*To be done:*
Take the data below and repeat it exactly.

### Data listing

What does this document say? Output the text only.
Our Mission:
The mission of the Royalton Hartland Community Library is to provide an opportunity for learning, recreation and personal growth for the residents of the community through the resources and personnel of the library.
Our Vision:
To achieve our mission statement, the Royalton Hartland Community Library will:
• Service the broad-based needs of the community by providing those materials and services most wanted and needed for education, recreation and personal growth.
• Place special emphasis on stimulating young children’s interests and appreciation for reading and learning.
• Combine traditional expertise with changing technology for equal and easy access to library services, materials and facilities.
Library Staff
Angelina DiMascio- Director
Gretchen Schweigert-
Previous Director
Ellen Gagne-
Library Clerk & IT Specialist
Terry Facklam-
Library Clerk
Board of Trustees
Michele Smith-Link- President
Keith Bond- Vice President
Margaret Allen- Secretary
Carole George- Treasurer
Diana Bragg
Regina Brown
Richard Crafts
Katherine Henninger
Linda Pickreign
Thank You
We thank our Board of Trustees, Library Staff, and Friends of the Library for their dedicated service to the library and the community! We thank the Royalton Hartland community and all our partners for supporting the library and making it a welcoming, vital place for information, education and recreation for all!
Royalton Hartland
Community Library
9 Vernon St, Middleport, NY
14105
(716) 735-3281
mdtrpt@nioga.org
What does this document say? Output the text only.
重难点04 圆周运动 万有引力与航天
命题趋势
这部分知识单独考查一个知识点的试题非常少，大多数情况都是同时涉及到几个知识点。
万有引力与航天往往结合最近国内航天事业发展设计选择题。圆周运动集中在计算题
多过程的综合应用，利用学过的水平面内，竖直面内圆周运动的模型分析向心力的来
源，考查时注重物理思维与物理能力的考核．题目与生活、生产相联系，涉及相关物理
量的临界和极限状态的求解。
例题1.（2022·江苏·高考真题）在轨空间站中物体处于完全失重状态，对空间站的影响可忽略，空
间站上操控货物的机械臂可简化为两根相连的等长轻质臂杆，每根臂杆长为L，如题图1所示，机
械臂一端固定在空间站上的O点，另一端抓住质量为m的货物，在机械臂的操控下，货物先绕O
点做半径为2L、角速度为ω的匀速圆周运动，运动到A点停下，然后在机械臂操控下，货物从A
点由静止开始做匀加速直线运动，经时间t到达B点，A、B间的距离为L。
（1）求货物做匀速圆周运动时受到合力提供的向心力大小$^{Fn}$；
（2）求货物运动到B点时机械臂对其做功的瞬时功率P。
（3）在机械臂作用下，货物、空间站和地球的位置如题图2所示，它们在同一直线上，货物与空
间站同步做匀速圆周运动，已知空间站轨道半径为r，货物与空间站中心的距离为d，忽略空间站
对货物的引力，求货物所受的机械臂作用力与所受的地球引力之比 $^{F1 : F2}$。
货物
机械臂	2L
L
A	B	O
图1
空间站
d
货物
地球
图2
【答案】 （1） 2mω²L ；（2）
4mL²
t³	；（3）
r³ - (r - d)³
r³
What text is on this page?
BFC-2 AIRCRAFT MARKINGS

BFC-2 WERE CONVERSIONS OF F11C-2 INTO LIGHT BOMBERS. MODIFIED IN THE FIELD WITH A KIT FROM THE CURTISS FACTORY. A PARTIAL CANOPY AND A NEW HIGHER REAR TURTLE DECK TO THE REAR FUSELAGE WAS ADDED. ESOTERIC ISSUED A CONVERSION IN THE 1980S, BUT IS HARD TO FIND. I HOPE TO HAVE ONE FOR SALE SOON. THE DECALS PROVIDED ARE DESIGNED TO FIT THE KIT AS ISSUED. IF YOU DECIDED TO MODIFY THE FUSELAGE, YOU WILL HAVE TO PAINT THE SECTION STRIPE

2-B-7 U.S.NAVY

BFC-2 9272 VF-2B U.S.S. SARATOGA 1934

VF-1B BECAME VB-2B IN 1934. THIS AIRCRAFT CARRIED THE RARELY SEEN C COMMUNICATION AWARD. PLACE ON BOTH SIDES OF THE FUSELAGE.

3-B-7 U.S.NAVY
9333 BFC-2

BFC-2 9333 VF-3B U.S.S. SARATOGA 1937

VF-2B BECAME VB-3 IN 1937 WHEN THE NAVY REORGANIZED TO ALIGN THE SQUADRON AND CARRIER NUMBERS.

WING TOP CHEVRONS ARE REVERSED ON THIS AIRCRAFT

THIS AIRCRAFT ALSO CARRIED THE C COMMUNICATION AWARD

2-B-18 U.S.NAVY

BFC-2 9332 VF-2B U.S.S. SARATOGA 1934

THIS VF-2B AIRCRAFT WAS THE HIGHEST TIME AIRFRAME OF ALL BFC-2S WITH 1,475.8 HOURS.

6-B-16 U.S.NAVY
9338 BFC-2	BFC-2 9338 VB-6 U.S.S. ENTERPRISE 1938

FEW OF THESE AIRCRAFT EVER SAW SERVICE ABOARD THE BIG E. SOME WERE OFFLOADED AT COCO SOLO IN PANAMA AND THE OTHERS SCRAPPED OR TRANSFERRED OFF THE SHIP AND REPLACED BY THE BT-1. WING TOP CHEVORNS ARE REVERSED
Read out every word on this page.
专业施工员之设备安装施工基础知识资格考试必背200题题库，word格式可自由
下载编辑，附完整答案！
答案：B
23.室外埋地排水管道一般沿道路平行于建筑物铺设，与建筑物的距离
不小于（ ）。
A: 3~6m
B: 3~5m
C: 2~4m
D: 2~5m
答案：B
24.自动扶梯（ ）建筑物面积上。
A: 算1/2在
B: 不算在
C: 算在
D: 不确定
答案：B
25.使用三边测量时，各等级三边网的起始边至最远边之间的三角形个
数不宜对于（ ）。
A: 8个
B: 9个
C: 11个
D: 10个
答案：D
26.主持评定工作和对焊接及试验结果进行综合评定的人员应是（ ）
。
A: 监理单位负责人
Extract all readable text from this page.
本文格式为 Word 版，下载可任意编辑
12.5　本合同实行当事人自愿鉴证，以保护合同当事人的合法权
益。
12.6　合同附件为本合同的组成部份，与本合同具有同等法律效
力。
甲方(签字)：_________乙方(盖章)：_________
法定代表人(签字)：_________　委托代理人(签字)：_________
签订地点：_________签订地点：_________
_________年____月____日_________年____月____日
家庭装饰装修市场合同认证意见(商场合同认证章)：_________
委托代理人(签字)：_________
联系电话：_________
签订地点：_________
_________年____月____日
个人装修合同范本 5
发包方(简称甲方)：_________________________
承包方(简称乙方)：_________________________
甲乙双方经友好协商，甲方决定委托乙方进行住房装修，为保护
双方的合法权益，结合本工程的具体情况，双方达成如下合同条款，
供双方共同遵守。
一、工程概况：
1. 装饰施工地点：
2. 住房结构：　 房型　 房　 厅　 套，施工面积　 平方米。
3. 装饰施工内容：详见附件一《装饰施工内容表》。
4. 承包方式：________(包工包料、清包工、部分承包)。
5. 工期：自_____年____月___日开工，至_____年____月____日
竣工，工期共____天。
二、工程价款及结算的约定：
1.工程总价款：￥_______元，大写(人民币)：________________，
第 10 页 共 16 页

######

*Written answer:*
What does this document say? Output the text only.
Our Mission:
The mission of the Royalton Hartland Community Library is to provide an opportunity for learning, recreation and personal growth for the residents of the community through the resources and personnel of the library.
Our Vision:
To achieve our mission statement, the Royalton Hartland Community Library will:
• Service the broad-based needs of the community by providing those materials and services most wanted and needed for education, recreation and personal growth.
• Place special emphasis on stimulating young children’s interests and appreciation for reading and learning.
• Combine traditional expertise with changing technology for equal and easy access to library services, materials and facilities.
Library Staff
Angelina DiMascio- Director
Gretchen Schweigert-
Previous Director
Ellen Gagne-
Library Clerk & IT Specialist
Terry Facklam-
Library Clerk
Board of Trustees
Michele Smith-Link- President
Keith Bond- Vice President
Margaret Allen- Secretary
Carole George- Treasurer
Diana Bragg
Regina Brown
Richard Crafts
Katherine Henninger
Linda Pickreign
Thank You
We thank our Board of Trustees, Library Staff, and Friends of the Library for their dedicated service to the library and the community! We thank the Royalton Hartland community and all our partners for supporting the library and making it a welcoming, vital place for information, education and recreation for all!
Royalton Hartland
Community Library
9 Vernon St, Middleport, NY
14105
(716) 735-3281
mdtrpt@nioga.org
What does this document say? Output the text only.
重难点04 圆周运动 万有引力与航天
命题趋势
这部分知识单独考查一个知识点的试题非常少，大多数情况都是同时涉及到几个知识点。
万有引力与航天往往结合最近国内航天事业发展设计选择题。圆周运动集中在计算题
多过程的综合应用，利用学过的水平面内，竖直面内圆周运动的模型分析向心力的来
源，考查时注重物理思维与物理能力的考核．题目与生活、生产相联系，涉及相关物理
量的临界和极限状态的求解。
例题1.（2022·江苏·高考真题）在轨空间站中物体处于完全失重状态，对空间站的影响可忽略，空
间站上操控货物的机械臂可简化为两根相连的等长轻质臂杆，每根臂杆长为L，如题图1所示，机
械臂一端固定在空间站上的O点，另一端抓住质量为m的货物，在机械臂的操控下，货物先绕O
点做半径为2L、角速度为ω的匀速圆周运动，运动到A点停下，然后在机械臂操控下，货物从A
点由静止开始做匀加速直线运动，经时间t到达B点，A、B间的距离为L。
（1）求货物做匀速圆周运动时受到合力提供的向心力大小$^{Fn}$；
（2）求货物运动到B点时机械臂对其做功的瞬时功率P。
（3）在机械臂作用下，货物、空间站和地球的位置如题图2所示，它们在同一直线上，货物与空
间站同步做匀速圆周运动，已知空间站轨道半径为r，货物与空间站中心的距离为d，忽略空间站
对货物的引力，求货物所受的机械臂作用力与所受的地球引力之比 $^{F1 : F2}$。
货物
机械臂	2L
L
A	B	O
图1
空间站
d
货物
地球
图2
【答案】 （1） 2mω²L ；（2）
4mL²
t³	；（3）
r³ - (r - d)³
r³
What text is on this page?
BFC-2 AIRCRAFT MARKINGS

BFC-2 WERE CONVERSIONS OF F11C-2 INTO LIGHT BOMBERS. MODIFIED IN THE FIELD WITH A KIT FROM THE CURTISS FACTORY. A PARTIAL CANOPY AND A NEW HIGHER REAR TURTLE DECK TO THE REAR FUSELAGE WAS ADDED. ESOTERIC ISSUED A CONVERSION IN THE 1980S, BUT IS HARD TO FIND. I HOPE TO HAVE ONE FOR SALE SOON. THE DECALS PROVIDED ARE DESIGNED TO FIT THE KIT AS ISSUED. IF YOU DECIDED TO MODIFY THE FUSELAGE, YOU WILL HAVE TO PAINT THE SECTION STRIPE

2-B-7 U.S.NAVY

BFC-2 9272 VF-2B U.S.S. SARATOGA 1934

VF-1B BECAME VB-2B IN 1934. THIS AIRCRAFT CARRIED THE RARELY SEEN C COMMUNICATION AWARD. PLACE ON BOTH SIDES OF THE FUSELAGE.

3-B-7 U.S.NAVY
9333 BFC-2

BFC-2 9333 VF-3B U.S.S. SARATOGA 1937

VF-2B BECAME VB-3 IN 1937 WHEN THE NAVY REORGANIZED TO ALIGN THE SQUADRON AND CARRIER NUMBERS.

WING TOP CHEVRONS ARE REVERSED ON THIS AIRCRAFT

THIS AIRCRAFT ALSO CARRIED THE C COMMUNICATION AWARD

2-B-18 U.S.NAVY

BFC-2 9332 VF-2B U.S.S. SARATOGA 1934

THIS VF-2B AIRCRAFT WAS THE HIGHEST TIME AIRFRAME OF ALL BFC-2S WITH 1,475.8 HOURS.

6-B-16 U.S.NAVY
9338 BFC-2	BFC-2 9338 VB-6 U.S.S. ENTERPRISE 1938

FEW OF THESE AIRCRAFT EVER SAW SERVICE ABOARD THE BIG E. SOME WERE OFFLOADED AT COCO SOLO IN PANAMA AND THE OTHERS SCRAPPED OR TRANSFERRED OFF THE SHIP AND REPLACED BY THE BT-1. WING TOP CHEVORNS ARE REVERSED
Read out every word on this page.
专业施工员之设备安装施工基础知识资格考试必背200题题库，word格式可自由
下载编辑，附完整答案！
答案：B
23.室外埋地排水管道一般沿道路平行于建筑物铺设，与建筑物的距离
不小于（ ）。
A: 3~6m
B: 3~5m
C: 2~4m
D: 2~5m
答案：B
24.自动扶梯（ ）建筑物面积上。
A: 算1/2在
B: 不算在
C: 算在
D: 不确定
答案：B
25.使用三边测量时，各等级三边网的起始边至最远边之间的三角形个
数不宜对于（ ）。
A: 8个
B: 9个
C: 11个
D: 10个
答案：D
26.主持评定工作和对焊接及试验结果进行综合评定的人员应是（ ）
。
A: 监理单位负责人
Extract all readable text from this page.
本文格式为 Word 版，下载可任意编辑
12.5　本合同实行当事人自愿鉴证，以保护合同当事人的合法权
益。
12.6　合同附件为本合同的组成部份，与本合同具有同等法律效
力。
甲方(签字)：_________乙方(盖章)：_________
法定代表人(签字)：_________　委托代理人(签字)：_________
签订地点：_________签订地点：_________
_________年____月____日_________年____月____日
家庭装饰装修市场合同认证意见(商场合同认证章)：_________
委托代理人(签字)：_________
联系电话：_________
签订地点：_________
_________年____月____日
个人装修合同范本 5
发包方(简称甲方)：_________________________
承包方(简称乙方)：_________________________
甲乙双方经友好协商，甲方决定委托乙方进行住房装修，为保护
双方的合法权益，结合本工程的具体情况，双方达成如下合同条款，
供双方共同遵守。
一、工程概况：
1. 装饰施工地点：
2. 住房结构：　 房型　 房　 厅　 套，施工面积　 平方米。
3. 装饰施工内容：详见附件一《装饰施工内容表》。
4. 承包方式：________(包工包料、清包工、部分承包)。
5. 工期：自_____年____月___日开工，至_____年____月____日
竣工，工期共____天。
二、工程价款及结算的约定：
1.工程总价款：￥_______元，大写(人民币)：________________，
第 10 页 共 16 页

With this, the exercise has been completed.